Look through the data and write out every line with the word "Discretionary" in it.

==*==

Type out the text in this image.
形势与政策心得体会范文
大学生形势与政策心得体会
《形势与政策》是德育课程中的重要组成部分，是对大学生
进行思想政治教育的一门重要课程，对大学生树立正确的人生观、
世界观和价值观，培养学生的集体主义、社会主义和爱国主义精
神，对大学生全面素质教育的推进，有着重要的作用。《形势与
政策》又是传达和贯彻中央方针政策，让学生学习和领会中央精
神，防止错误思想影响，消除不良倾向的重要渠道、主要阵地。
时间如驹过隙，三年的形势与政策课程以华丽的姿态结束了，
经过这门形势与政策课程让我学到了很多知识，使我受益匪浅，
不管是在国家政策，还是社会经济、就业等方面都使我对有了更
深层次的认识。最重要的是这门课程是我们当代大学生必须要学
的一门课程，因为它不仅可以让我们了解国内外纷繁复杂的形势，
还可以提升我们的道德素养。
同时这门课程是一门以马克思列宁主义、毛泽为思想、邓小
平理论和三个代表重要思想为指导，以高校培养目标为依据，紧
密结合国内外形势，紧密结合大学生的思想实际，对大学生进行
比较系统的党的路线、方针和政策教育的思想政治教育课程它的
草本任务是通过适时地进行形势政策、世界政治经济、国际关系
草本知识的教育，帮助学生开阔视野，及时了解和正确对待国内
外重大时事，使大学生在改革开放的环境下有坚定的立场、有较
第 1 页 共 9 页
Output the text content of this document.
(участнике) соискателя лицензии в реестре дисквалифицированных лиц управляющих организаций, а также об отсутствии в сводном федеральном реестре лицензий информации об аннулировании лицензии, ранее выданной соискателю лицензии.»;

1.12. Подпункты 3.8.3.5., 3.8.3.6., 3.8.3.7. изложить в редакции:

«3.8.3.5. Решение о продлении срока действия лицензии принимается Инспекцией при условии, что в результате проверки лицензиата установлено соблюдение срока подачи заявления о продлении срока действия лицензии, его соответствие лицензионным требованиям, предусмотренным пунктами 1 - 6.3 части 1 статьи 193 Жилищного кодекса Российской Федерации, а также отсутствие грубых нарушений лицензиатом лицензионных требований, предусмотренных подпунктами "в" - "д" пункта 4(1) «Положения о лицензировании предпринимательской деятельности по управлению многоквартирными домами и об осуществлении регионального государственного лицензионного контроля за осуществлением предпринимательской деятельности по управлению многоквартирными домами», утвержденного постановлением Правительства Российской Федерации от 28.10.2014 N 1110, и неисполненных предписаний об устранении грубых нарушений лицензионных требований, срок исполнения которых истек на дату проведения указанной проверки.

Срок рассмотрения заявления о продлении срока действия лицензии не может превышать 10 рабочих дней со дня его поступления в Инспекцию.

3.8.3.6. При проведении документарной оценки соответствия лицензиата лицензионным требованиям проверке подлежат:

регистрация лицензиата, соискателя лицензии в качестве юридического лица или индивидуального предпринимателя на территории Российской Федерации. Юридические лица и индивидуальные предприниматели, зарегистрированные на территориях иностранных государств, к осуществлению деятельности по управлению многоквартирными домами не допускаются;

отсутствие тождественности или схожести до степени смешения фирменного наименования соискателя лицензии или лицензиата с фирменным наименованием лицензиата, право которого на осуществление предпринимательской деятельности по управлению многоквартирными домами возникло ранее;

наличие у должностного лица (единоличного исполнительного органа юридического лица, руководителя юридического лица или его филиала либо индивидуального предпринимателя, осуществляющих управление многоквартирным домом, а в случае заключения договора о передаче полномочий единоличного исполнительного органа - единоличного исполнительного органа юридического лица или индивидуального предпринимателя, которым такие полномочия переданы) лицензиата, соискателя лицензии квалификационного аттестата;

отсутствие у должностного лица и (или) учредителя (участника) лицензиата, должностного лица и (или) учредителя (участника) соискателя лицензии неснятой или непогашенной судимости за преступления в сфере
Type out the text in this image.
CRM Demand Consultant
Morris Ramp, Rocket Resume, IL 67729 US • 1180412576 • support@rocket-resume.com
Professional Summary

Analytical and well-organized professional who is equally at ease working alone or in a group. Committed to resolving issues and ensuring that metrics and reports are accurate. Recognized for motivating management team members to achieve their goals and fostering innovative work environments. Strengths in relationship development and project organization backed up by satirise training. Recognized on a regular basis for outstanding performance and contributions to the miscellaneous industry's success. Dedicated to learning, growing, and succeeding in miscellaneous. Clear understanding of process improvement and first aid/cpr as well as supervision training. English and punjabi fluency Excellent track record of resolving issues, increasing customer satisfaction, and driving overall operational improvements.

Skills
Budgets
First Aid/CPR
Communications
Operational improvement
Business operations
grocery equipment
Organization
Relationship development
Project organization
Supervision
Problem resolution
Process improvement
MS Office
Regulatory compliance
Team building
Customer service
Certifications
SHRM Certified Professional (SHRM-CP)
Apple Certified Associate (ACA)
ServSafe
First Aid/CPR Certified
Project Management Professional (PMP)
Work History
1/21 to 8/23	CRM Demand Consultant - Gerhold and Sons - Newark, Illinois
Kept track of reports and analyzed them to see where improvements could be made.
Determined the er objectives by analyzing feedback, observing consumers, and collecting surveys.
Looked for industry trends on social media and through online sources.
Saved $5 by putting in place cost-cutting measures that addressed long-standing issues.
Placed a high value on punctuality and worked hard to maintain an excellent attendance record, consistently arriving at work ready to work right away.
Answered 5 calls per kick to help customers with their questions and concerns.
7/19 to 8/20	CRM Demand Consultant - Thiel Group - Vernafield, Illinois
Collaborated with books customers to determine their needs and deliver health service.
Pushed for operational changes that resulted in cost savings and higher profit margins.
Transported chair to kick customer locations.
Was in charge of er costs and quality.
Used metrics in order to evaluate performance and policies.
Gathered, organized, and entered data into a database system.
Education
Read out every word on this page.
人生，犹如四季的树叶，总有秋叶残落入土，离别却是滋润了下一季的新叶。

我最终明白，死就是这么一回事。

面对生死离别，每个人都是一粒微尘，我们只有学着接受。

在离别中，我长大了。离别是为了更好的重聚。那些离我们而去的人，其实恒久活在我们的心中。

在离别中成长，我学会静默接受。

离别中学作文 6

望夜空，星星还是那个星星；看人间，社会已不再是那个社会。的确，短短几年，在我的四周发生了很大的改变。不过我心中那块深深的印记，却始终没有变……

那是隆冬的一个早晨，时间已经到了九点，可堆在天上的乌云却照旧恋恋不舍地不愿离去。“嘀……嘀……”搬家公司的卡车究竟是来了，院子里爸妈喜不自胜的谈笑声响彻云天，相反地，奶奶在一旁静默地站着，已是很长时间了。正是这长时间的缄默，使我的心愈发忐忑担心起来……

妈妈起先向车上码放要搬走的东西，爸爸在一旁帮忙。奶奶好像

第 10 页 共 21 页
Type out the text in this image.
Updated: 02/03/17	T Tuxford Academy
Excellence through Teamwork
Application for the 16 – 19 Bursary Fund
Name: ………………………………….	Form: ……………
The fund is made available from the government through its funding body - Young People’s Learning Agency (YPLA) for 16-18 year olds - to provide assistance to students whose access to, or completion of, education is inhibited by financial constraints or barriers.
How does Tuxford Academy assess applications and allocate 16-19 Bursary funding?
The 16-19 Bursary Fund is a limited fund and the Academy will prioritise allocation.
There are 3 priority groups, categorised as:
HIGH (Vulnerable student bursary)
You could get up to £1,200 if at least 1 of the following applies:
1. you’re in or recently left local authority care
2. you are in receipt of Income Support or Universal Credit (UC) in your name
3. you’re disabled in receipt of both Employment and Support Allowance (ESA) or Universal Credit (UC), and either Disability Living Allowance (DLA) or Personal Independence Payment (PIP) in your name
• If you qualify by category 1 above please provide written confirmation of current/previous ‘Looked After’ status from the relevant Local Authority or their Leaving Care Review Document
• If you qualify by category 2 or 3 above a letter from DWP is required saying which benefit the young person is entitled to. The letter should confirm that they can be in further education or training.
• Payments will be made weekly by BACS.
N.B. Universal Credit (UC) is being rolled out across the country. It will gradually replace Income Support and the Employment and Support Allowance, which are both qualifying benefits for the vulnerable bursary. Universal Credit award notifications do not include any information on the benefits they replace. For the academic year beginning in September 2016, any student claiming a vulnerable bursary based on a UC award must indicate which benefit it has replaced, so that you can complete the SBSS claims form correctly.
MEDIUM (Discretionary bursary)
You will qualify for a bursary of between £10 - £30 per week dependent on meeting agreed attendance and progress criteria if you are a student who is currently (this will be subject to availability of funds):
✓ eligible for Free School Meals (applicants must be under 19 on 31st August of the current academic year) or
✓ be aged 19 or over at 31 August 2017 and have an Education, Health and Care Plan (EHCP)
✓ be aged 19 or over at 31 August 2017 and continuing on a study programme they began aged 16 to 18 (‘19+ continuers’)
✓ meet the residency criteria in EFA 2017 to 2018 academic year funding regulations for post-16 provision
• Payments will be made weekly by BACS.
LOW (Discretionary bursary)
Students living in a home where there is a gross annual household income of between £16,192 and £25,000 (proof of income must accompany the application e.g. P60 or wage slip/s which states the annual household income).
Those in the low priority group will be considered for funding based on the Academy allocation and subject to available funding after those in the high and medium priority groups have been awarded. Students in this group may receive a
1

==*==

> Complete answer
MEDIUM (Discretionary bursary)
LOW (Discretionary bursary)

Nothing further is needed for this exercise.